Look through the data below. Pick out the lines holding the string "湖泊面积".

[Recorded data]
——
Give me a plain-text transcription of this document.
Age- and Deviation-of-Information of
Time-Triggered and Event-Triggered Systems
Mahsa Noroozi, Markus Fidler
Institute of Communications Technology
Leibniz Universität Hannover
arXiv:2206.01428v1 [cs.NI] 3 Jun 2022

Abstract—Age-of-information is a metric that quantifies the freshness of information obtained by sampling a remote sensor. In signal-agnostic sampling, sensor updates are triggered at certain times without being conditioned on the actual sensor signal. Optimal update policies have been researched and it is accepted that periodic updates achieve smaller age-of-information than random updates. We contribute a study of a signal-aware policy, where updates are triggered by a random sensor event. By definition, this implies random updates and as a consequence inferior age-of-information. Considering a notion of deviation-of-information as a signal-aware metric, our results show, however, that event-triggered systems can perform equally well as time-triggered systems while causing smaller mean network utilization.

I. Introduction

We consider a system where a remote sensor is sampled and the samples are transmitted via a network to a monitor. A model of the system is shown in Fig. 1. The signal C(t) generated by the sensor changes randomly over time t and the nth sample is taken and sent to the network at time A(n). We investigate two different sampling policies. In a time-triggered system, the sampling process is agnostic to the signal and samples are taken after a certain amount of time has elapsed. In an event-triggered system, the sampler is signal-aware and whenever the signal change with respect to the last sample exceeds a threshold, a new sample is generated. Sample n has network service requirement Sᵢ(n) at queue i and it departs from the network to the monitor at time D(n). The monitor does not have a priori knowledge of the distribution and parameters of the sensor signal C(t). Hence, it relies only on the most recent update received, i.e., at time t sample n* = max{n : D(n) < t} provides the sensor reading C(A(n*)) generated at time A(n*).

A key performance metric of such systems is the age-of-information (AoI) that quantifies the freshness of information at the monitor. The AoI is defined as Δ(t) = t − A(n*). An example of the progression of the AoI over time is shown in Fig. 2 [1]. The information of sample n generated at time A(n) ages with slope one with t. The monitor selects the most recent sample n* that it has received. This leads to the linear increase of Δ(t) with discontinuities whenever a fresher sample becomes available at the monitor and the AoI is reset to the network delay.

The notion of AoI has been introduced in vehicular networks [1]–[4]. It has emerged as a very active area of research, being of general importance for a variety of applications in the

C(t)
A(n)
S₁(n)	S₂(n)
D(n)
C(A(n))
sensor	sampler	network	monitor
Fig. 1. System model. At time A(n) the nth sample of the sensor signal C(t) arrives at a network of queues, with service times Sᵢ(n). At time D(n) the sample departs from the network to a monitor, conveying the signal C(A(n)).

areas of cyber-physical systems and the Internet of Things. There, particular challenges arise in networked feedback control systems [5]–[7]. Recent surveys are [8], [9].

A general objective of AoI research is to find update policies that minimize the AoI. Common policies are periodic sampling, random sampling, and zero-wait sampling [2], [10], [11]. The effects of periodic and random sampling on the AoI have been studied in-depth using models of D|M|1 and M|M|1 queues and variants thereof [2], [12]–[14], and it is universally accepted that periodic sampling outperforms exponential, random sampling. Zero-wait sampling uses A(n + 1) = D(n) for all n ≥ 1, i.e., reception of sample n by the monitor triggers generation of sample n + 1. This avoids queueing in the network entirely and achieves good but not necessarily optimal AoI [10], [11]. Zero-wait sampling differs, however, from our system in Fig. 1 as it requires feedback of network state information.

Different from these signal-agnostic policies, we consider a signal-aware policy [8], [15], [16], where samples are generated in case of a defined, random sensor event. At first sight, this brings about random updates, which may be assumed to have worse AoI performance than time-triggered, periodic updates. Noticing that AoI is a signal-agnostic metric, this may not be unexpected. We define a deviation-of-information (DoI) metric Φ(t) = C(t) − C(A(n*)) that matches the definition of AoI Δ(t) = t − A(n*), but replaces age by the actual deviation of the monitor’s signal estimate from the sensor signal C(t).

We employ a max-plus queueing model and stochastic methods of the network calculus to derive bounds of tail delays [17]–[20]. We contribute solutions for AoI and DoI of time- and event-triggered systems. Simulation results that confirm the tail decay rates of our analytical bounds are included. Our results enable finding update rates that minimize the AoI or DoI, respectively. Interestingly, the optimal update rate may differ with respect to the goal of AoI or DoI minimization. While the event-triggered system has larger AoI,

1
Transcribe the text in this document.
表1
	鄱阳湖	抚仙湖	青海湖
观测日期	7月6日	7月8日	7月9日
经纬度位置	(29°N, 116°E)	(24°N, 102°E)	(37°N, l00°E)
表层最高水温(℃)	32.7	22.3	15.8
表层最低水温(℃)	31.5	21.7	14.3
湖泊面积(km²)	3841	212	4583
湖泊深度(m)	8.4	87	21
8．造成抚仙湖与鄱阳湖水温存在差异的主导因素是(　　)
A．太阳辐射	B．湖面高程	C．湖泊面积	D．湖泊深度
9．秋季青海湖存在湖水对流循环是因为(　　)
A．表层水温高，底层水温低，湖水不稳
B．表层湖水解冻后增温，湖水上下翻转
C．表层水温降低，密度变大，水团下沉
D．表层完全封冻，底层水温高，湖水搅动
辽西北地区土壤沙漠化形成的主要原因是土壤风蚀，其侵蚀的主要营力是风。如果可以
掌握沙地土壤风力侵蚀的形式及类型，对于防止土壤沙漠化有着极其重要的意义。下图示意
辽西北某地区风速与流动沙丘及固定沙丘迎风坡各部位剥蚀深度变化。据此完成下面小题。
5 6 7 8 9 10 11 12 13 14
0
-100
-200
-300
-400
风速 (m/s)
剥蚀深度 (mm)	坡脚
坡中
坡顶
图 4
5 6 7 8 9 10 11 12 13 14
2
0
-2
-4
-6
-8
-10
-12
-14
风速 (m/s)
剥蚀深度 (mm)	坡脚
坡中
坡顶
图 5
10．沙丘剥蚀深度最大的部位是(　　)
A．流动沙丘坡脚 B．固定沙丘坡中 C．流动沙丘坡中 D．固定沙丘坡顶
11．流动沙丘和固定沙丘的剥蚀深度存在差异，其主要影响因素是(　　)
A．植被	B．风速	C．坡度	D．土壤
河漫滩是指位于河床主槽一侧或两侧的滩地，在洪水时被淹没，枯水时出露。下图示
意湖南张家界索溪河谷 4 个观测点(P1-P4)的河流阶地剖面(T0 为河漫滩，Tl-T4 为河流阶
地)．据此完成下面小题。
——
▶ Solution to the exercise:
湖泊面积(km²)	3841	212	4583
A．太阳辐射	B．湖面高程	C．湖泊面积	D．湖泊深度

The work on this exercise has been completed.